▶ [The data]:
## BEGIN

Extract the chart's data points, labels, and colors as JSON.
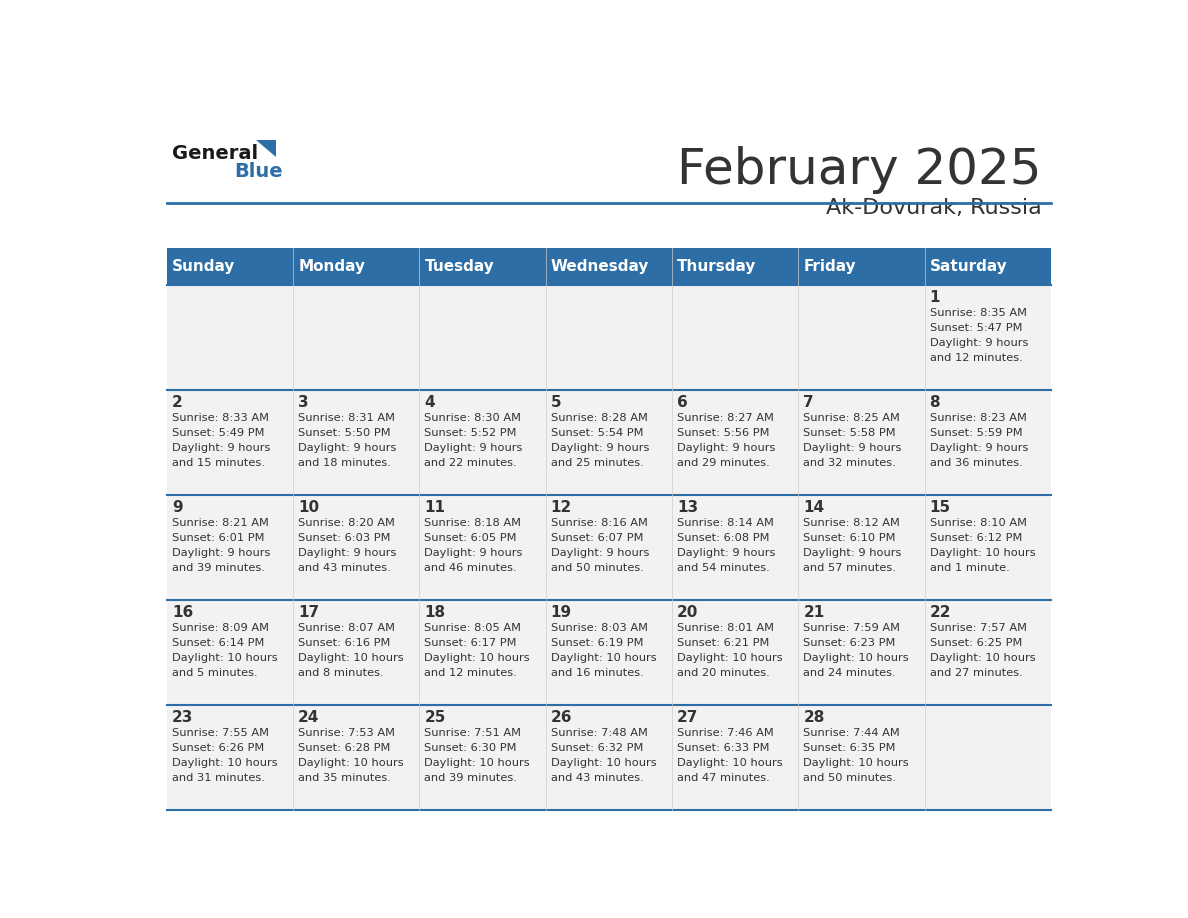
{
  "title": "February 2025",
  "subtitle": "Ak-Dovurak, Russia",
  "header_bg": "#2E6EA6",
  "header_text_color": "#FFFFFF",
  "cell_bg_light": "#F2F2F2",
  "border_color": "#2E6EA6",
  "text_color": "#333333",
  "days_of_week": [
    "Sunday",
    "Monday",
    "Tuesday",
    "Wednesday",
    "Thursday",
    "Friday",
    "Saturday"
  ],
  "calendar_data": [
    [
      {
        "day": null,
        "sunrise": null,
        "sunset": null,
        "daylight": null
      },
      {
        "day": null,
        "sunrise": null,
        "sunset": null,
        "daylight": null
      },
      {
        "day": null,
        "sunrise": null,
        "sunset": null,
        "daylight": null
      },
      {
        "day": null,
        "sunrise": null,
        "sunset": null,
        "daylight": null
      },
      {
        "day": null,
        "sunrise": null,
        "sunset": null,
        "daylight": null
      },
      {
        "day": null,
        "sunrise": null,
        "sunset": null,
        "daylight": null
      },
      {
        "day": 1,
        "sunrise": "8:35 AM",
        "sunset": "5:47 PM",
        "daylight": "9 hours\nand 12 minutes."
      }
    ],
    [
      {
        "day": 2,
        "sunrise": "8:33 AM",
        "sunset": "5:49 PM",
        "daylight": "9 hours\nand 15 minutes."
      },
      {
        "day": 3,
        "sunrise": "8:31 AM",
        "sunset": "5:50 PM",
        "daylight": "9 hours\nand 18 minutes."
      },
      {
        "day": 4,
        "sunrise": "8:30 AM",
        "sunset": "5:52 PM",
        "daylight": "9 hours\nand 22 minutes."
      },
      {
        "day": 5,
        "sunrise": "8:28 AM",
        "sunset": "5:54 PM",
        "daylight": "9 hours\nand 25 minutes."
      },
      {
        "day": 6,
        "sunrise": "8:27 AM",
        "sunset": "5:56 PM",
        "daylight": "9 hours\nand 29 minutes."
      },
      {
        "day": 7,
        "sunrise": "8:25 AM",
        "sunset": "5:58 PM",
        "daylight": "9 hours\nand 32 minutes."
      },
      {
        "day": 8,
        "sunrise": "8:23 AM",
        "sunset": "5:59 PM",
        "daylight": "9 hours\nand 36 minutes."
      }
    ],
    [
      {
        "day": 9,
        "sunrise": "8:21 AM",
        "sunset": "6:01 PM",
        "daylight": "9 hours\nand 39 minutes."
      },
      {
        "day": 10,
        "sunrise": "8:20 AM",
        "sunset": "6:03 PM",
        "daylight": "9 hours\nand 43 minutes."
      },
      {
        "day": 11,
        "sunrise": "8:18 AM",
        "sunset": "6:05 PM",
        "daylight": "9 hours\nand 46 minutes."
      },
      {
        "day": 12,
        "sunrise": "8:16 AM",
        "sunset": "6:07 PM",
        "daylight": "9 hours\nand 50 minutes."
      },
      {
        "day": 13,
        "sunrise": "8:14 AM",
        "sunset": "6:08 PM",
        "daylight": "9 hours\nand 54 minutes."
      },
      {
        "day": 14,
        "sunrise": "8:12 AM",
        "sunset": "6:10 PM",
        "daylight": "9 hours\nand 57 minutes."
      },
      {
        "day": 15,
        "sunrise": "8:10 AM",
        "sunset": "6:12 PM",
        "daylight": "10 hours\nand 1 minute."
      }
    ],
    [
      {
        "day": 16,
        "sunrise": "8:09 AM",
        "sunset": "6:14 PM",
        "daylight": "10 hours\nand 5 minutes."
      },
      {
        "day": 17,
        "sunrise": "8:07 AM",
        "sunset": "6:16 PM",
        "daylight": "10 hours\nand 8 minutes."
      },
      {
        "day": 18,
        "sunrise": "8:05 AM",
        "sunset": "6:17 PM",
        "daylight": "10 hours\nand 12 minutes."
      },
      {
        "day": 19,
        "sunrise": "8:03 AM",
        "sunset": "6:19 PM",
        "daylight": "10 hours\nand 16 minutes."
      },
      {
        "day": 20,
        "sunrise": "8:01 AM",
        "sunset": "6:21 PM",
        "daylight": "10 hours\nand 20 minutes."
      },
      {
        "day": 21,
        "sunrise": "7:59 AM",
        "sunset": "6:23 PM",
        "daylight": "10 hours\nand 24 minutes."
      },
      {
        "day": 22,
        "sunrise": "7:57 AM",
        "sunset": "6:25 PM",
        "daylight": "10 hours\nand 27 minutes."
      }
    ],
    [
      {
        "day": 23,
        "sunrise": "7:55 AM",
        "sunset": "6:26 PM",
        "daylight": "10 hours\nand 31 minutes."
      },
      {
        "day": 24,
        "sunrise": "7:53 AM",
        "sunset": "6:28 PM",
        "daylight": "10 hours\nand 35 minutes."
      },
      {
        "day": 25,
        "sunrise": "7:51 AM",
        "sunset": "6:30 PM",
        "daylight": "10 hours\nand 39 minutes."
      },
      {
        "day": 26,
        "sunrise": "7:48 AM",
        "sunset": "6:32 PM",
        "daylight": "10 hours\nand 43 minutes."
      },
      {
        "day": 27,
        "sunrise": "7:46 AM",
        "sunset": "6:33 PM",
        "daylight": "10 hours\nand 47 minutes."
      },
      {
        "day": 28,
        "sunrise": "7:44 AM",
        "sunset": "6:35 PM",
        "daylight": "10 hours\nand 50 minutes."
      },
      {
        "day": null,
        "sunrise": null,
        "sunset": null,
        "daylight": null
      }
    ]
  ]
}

## END
## BEGIN

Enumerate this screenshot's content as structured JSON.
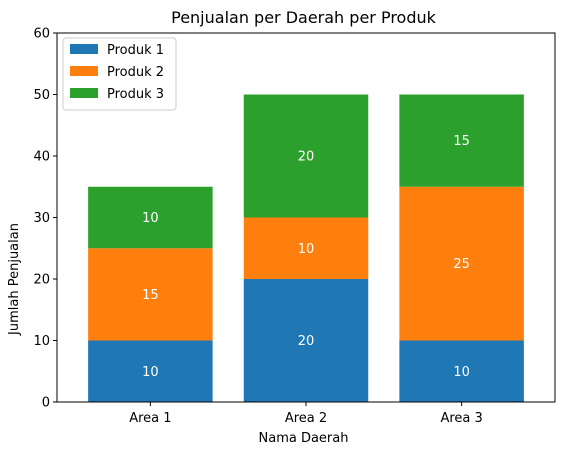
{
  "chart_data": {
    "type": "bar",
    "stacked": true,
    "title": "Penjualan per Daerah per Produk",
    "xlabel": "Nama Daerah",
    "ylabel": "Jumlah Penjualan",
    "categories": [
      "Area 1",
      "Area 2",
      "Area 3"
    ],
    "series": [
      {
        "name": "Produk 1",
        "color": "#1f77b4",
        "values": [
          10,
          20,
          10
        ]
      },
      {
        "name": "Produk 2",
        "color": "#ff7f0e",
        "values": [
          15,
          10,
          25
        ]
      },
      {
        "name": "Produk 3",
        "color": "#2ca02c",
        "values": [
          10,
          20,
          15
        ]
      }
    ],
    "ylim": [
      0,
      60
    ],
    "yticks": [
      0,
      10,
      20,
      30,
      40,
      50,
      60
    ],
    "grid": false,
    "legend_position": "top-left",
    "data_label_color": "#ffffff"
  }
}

## END
## BEGIN

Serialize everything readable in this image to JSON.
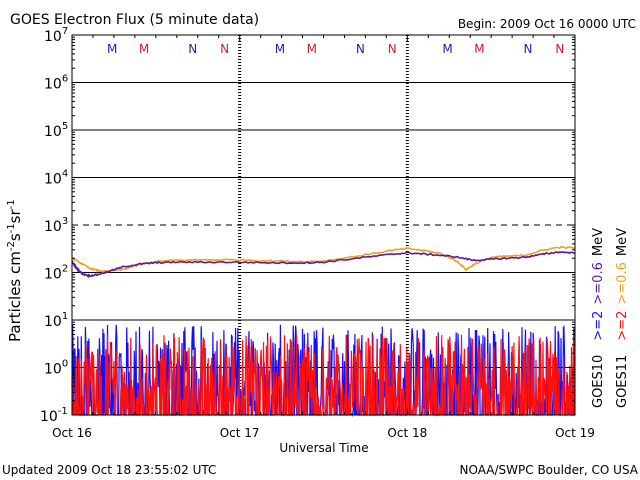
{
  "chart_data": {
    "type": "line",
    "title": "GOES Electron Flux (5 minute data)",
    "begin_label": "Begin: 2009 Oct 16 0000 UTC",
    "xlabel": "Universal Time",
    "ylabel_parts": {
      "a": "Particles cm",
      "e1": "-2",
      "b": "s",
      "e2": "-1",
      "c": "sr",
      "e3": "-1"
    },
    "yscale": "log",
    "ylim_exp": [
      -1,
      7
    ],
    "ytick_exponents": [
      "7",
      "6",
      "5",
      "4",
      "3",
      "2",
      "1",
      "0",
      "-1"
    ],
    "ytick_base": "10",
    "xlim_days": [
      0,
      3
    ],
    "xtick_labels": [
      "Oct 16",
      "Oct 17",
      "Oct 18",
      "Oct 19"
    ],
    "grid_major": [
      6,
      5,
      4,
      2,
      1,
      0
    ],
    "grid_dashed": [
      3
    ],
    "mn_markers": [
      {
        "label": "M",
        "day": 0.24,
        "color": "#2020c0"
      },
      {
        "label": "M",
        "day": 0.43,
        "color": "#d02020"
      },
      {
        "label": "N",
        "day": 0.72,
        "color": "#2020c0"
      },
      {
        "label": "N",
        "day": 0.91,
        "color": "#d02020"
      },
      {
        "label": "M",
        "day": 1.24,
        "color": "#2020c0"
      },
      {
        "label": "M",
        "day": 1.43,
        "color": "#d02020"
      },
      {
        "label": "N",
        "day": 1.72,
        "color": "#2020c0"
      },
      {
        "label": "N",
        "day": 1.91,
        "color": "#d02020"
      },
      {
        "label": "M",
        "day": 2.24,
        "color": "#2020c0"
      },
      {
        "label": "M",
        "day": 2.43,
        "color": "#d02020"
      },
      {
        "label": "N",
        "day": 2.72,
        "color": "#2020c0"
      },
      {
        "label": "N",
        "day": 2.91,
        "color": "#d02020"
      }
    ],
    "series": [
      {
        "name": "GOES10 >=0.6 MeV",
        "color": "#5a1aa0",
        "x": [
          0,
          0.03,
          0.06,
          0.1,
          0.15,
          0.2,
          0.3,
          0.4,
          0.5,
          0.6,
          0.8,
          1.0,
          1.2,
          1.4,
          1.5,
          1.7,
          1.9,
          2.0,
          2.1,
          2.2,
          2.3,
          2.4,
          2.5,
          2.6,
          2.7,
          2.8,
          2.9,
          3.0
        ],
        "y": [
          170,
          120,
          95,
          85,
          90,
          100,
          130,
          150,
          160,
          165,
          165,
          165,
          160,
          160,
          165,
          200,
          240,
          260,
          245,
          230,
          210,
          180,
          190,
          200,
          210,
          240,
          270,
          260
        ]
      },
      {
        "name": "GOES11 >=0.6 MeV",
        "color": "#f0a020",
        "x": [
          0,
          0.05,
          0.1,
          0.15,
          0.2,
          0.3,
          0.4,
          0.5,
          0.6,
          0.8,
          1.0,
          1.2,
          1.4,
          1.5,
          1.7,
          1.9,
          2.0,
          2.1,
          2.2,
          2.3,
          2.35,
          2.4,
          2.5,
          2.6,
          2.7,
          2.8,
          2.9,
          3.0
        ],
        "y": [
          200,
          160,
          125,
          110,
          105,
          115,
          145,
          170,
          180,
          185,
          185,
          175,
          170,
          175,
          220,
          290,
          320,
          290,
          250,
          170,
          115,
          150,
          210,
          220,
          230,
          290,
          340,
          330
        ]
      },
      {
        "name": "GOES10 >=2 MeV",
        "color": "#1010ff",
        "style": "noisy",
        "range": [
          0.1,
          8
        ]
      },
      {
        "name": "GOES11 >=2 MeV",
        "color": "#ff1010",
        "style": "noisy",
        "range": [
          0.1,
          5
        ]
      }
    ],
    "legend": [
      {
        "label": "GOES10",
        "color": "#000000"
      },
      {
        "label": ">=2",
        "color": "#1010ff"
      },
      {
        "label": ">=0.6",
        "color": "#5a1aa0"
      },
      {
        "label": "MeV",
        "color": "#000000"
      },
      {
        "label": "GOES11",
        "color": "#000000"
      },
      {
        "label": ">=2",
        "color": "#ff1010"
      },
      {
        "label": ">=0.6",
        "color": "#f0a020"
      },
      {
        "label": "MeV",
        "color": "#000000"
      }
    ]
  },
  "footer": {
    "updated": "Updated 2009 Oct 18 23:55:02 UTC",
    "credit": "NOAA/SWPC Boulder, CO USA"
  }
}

## END

▶ [Aim]: Gather each line from the entries above that includes the word "this".

▶ [Response to the exercise]:
Enumerate this screenshot's content as structured JSON.
Serialize everything readable in this image to JSON.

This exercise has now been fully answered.